• _YOUR TASK_: Identify and reproduce every line holding the string "face".

• _EXCERPTED DATA_:
* Start *

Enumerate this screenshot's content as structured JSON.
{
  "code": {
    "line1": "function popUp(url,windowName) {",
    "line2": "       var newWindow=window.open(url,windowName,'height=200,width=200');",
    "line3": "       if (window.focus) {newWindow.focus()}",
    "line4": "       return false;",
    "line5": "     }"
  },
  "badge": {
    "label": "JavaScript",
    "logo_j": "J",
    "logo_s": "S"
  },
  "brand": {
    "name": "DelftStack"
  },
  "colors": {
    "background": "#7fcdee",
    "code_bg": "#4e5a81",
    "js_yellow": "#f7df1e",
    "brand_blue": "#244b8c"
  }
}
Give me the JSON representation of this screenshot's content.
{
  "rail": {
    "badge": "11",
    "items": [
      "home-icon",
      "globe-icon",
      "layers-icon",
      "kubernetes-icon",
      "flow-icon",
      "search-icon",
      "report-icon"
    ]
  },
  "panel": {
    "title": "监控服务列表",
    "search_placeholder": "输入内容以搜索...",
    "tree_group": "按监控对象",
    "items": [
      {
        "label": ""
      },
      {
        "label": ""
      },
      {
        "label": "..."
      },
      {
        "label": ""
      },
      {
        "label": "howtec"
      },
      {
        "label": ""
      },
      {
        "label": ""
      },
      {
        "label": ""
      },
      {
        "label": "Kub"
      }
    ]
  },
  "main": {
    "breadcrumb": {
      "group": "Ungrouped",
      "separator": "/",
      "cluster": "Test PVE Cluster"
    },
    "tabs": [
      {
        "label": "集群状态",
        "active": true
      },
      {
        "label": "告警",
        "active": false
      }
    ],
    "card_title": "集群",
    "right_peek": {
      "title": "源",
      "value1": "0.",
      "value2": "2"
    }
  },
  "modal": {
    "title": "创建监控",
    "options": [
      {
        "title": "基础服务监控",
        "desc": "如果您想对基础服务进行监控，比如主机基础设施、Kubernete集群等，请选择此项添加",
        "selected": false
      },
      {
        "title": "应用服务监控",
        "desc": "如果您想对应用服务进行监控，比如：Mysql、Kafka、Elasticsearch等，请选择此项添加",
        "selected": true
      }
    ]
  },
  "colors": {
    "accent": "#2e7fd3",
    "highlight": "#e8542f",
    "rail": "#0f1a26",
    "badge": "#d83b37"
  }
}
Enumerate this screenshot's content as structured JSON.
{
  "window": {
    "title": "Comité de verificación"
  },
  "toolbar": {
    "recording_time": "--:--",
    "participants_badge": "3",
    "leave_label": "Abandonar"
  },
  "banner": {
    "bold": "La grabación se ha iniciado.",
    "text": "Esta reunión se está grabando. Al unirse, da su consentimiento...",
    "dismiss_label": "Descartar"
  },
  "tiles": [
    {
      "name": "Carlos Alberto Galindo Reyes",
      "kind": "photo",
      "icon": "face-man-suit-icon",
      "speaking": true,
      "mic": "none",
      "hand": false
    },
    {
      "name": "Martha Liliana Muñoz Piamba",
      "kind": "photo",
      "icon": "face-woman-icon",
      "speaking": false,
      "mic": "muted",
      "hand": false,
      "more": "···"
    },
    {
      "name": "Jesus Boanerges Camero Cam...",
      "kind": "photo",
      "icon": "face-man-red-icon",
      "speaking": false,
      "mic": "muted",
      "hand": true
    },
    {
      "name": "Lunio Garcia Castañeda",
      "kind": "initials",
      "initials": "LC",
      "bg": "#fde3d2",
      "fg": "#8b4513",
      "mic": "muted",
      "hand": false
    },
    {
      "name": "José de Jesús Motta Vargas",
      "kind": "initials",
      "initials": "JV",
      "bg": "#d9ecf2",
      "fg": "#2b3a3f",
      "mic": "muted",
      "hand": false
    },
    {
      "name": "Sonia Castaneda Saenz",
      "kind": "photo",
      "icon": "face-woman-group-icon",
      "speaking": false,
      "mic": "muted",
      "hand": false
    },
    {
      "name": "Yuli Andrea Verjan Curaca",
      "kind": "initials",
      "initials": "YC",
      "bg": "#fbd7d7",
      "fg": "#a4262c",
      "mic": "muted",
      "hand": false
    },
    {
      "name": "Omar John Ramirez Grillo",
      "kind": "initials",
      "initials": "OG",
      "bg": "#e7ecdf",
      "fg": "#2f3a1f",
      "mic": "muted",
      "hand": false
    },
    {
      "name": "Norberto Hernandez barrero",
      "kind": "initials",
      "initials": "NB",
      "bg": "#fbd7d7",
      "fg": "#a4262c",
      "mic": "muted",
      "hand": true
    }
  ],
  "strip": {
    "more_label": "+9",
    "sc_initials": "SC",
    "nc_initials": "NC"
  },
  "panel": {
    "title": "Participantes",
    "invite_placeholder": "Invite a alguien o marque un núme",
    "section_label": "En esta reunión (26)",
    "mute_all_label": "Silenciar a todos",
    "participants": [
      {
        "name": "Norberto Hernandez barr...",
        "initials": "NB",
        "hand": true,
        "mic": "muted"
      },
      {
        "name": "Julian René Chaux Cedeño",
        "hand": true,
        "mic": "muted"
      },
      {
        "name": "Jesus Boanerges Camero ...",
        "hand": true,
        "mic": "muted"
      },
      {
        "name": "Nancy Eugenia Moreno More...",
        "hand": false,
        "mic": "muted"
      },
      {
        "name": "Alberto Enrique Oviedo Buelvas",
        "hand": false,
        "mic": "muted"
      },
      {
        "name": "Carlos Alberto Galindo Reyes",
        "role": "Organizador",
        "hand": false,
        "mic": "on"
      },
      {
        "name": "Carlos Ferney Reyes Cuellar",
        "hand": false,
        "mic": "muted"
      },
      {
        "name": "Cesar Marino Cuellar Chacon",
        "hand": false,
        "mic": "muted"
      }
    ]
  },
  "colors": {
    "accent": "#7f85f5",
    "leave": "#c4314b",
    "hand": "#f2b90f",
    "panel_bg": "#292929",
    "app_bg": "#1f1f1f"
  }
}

* End *

• _FINISHED ANSWER_:
      "icon": "face-man-suit-icon",
      "icon": "face-woman-icon",
      "icon": "face-man-red-icon",
      "icon": "face-woman-group-icon",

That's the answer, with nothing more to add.